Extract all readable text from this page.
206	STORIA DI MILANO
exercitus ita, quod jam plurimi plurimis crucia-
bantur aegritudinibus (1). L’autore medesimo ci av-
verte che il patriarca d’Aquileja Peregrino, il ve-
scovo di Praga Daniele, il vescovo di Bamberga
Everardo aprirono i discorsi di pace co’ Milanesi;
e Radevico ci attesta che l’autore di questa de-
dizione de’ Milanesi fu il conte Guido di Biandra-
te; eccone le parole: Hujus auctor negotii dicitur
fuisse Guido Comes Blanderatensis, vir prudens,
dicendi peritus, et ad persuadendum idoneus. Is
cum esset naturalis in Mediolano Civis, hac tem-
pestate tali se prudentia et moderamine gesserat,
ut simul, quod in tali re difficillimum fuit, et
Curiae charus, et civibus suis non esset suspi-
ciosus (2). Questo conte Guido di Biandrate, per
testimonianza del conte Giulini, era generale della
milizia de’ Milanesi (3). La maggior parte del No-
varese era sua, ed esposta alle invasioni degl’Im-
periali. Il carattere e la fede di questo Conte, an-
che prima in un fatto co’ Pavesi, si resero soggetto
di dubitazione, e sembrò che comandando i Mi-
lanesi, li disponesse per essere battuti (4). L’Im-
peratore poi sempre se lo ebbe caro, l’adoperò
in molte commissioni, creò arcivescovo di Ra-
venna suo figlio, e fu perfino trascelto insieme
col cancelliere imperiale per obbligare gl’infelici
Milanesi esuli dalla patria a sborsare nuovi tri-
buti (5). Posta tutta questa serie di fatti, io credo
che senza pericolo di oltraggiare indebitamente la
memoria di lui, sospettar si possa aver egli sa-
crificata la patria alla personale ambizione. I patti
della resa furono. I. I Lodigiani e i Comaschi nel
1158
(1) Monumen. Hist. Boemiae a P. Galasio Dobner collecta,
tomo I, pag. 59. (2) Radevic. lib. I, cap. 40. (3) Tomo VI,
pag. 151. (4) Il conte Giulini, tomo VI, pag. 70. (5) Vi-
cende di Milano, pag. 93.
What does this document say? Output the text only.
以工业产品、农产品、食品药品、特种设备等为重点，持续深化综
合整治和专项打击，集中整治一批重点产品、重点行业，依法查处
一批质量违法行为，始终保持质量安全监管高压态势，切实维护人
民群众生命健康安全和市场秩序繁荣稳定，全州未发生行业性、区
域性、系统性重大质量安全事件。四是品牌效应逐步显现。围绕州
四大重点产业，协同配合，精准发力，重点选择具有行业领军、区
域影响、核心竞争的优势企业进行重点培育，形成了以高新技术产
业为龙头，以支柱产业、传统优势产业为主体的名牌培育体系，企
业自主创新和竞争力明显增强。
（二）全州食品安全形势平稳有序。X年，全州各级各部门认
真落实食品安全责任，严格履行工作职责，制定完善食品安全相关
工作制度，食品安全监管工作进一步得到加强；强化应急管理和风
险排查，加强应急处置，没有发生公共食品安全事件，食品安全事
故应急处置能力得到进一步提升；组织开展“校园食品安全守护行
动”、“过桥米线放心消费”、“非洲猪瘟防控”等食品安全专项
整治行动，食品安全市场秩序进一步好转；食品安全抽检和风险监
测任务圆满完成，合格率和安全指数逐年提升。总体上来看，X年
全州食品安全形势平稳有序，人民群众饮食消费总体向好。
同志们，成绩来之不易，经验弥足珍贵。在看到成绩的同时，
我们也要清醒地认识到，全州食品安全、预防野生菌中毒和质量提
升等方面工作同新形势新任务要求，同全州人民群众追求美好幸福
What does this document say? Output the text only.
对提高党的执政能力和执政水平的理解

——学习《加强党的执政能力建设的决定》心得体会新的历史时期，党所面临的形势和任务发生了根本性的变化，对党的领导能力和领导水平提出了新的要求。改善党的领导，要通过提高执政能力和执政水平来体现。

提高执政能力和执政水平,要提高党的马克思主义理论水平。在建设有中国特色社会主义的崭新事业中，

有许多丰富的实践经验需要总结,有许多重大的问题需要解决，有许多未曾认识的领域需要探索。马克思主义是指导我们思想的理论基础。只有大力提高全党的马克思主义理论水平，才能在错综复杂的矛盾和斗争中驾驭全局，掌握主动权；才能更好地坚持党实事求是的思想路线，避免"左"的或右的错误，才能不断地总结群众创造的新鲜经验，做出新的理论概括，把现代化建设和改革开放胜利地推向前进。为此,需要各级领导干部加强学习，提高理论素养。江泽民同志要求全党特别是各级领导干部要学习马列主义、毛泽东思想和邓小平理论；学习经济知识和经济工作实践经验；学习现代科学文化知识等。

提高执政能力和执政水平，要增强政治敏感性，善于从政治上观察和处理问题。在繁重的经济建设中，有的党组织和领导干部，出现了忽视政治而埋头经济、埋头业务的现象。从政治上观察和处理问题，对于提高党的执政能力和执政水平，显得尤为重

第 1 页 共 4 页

DIRECTIONS FOR THIS TASK: Write out the entries in full, exactly as given.

FULL ANSWER:
Extract all readable text from this page.
206	STORIA DI MILANO
exercitus ita, quod jam plurimi plurimis crucia-
bantur aegritudinibus (1). L’autore medesimo ci av-
verte che il patriarca d’Aquileja Peregrino, il ve-
scovo di Praga Daniele, il vescovo di Bamberga
Everardo aprirono i discorsi di pace co’ Milanesi;
e Radevico ci attesta che l’autore di questa de-
dizione de’ Milanesi fu il conte Guido di Biandra-
te; eccone le parole: Hujus auctor negotii dicitur
fuisse Guido Comes Blanderatensis, vir prudens,
dicendi peritus, et ad persuadendum idoneus. Is
cum esset naturalis in Mediolano Civis, hac tem-
pestate tali se prudentia et moderamine gesserat,
ut simul, quod in tali re difficillimum fuit, et
Curiae charus, et civibus suis non esset suspi-
ciosus (2). Questo conte Guido di Biandrate, per
testimonianza del conte Giulini, era generale della
milizia de’ Milanesi (3). La maggior parte del No-
varese era sua, ed esposta alle invasioni degl’Im-
periali. Il carattere e la fede di questo Conte, an-
che prima in un fatto co’ Pavesi, si resero soggetto
di dubitazione, e sembrò che comandando i Mi-
lanesi, li disponesse per essere battuti (4). L’Im-
peratore poi sempre se lo ebbe caro, l’adoperò
in molte commissioni, creò arcivescovo di Ra-
venna suo figlio, e fu perfino trascelto insieme
col cancelliere imperiale per obbligare gl’infelici
Milanesi esuli dalla patria a sborsare nuovi tri-
buti (5). Posta tutta questa serie di fatti, io credo
che senza pericolo di oltraggiare indebitamente la
memoria di lui, sospettar si possa aver egli sa-
crificata la patria alla personale ambizione. I patti
della resa furono. I. I Lodigiani e i Comaschi nel
1158
(1) Monumen. Hist. Boemiae a P. Galasio Dobner collecta,
tomo I, pag. 59. (2) Radevic. lib. I, cap. 40. (3) Tomo VI,
pag. 151. (4) Il conte Giulini, tomo VI, pag. 70. (5) Vi-
cende di Milano, pag. 93.
What does this document say? Output the text only.
以工业产品、农产品、食品药品、特种设备等为重点，持续深化综
合整治和专项打击，集中整治一批重点产品、重点行业，依法查处
一批质量违法行为，始终保持质量安全监管高压态势，切实维护人
民群众生命健康安全和市场秩序繁荣稳定，全州未发生行业性、区
域性、系统性重大质量安全事件。四是品牌效应逐步显现。围绕州
四大重点产业，协同配合，精准发力，重点选择具有行业领军、区
域影响、核心竞争的优势企业进行重点培育，形成了以高新技术产
业为龙头，以支柱产业、传统优势产业为主体的名牌培育体系，企
业自主创新和竞争力明显增强。
（二）全州食品安全形势平稳有序。X年，全州各级各部门认
真落实食品安全责任，严格履行工作职责，制定完善食品安全相关
工作制度，食品安全监管工作进一步得到加强；强化应急管理和风
险排查，加强应急处置，没有发生公共食品安全事件，食品安全事
故应急处置能力得到进一步提升；组织开展“校园食品安全守护行
动”、“过桥米线放心消费”、“非洲猪瘟防控”等食品安全专项
整治行动，食品安全市场秩序进一步好转；食品安全抽检和风险监
测任务圆满完成，合格率和安全指数逐年提升。总体上来看，X年
全州食品安全形势平稳有序，人民群众饮食消费总体向好。
同志们，成绩来之不易，经验弥足珍贵。在看到成绩的同时，
我们也要清醒地认识到，全州食品安全、预防野生菌中毒和质量提
升等方面工作同新形势新任务要求，同全州人民群众追求美好幸福
What does this document say? Output the text only.
对提高党的执政能力和执政水平的理解

——学习《加强党的执政能力建设的决定》心得体会新的历史时期，党所面临的形势和任务发生了根本性的变化，对党的领导能力和领导水平提出了新的要求。改善党的领导，要通过提高执政能力和执政水平来体现。

提高执政能力和执政水平,要提高党的马克思主义理论水平。在建设有中国特色社会主义的崭新事业中，

有许多丰富的实践经验需要总结,有许多重大的问题需要解决，有许多未曾认识的领域需要探索。马克思主义是指导我们思想的理论基础。只有大力提高全党的马克思主义理论水平，才能在错综复杂的矛盾和斗争中驾驭全局，掌握主动权；才能更好地坚持党实事求是的思想路线，避免"左"的或右的错误，才能不断地总结群众创造的新鲜经验，做出新的理论概括，把现代化建设和改革开放胜利地推向前进。为此,需要各级领导干部加强学习，提高理论素养。江泽民同志要求全党特别是各级领导干部要学习马列主义、毛泽东思想和邓小平理论；学习经济知识和经济工作实践经验；学习现代科学文化知识等。

提高执政能力和执政水平，要增强政治敏感性，善于从政治上观察和处理问题。在繁重的经济建设中，有的党组织和领导干部，出现了忽视政治而埋头经济、埋头业务的现象。从政治上观察和处理问题，对于提高党的执政能力和执政水平，显得尤为重

第 1 页 共 4 页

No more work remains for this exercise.